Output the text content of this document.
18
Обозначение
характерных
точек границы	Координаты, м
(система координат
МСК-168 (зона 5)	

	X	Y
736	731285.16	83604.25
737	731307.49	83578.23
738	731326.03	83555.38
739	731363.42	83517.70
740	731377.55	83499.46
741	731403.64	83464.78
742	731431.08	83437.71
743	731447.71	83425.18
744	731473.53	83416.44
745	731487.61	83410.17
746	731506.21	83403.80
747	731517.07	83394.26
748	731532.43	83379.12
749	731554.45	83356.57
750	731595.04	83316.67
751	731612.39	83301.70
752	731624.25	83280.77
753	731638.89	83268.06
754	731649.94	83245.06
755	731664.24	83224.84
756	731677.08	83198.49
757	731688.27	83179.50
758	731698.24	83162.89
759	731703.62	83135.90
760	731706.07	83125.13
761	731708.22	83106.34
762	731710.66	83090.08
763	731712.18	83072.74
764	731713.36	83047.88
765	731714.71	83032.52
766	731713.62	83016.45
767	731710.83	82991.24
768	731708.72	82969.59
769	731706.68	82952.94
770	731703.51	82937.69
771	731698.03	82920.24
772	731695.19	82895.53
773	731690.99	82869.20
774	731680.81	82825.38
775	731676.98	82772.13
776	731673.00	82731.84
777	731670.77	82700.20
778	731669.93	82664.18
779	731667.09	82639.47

************

▸ PROBLEM TO WORK ON: Each line of the material should be duplicated exactly, please.

▸ EXPECTED ANSWER:
Output the text content of this document.
18
Обозначение
характерных
точек границы	Координаты, м
(система координат
МСК-168 (зона 5)	

	X	Y
736	731285.16	83604.25
737	731307.49	83578.23
738	731326.03	83555.38
739	731363.42	83517.70
740	731377.55	83499.46
741	731403.64	83464.78
742	731431.08	83437.71
743	731447.71	83425.18
744	731473.53	83416.44
745	731487.61	83410.17
746	731506.21	83403.80
747	731517.07	83394.26
748	731532.43	83379.12
749	731554.45	83356.57
750	731595.04	83316.67
751	731612.39	83301.70
752	731624.25	83280.77
753	731638.89	83268.06
754	731649.94	83245.06
755	731664.24	83224.84
756	731677.08	83198.49
757	731688.27	83179.50
758	731698.24	83162.89
759	731703.62	83135.90
760	731706.07	83125.13
761	731708.22	83106.34
762	731710.66	83090.08
763	731712.18	83072.74
764	731713.36	83047.88
765	731714.71	83032.52
766	731713.62	83016.45
767	731710.83	82991.24
768	731708.72	82969.59
769	731706.68	82952.94
770	731703.51	82937.69
771	731698.03	82920.24
772	731695.19	82895.53
773	731690.99	82869.20
774	731680.81	82825.38
775	731676.98	82772.13
776	731673.00	82731.84
777	731670.77	82700.20
778	731669.93	82664.18
779	731667.09	82639.47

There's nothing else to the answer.